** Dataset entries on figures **

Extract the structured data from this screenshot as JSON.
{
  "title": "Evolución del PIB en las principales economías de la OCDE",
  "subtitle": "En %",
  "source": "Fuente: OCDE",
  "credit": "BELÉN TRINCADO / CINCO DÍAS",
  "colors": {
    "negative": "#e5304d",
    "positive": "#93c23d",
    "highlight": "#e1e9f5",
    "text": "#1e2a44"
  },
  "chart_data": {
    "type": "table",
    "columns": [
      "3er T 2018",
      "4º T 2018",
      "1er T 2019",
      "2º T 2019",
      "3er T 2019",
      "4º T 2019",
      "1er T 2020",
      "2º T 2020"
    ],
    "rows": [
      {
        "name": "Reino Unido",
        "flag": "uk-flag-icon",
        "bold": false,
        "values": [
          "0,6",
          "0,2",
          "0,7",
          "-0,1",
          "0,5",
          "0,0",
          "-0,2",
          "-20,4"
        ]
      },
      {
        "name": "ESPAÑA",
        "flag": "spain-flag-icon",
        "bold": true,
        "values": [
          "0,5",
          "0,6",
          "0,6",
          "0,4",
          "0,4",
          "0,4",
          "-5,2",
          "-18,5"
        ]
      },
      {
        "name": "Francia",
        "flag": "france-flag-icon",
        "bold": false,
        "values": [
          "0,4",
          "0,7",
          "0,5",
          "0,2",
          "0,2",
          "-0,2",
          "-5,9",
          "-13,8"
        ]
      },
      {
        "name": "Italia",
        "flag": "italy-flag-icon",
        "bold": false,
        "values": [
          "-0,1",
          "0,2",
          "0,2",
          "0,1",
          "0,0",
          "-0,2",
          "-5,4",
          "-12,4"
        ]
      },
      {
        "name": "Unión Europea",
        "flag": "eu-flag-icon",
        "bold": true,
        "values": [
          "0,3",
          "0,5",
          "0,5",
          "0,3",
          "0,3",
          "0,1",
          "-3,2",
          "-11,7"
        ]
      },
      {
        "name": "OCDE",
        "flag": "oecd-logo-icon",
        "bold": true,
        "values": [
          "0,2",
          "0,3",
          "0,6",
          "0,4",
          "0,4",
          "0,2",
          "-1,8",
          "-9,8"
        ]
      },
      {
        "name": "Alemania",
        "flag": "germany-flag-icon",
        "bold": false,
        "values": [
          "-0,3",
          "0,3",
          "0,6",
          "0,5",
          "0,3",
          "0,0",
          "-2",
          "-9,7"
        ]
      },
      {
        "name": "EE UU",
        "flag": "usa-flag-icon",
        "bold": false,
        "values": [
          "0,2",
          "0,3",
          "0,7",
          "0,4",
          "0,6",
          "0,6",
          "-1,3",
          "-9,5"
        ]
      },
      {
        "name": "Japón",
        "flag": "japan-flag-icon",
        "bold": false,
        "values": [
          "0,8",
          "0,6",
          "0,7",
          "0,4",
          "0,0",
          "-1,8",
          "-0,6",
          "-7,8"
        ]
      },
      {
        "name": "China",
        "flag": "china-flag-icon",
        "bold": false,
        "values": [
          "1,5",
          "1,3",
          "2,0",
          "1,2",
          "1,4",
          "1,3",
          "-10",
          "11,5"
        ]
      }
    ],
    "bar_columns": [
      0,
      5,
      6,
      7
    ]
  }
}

** Given task **
Check each line of the records above for the word "OCDE", then give the number of lines that have it, with no other words.

** Full response **
3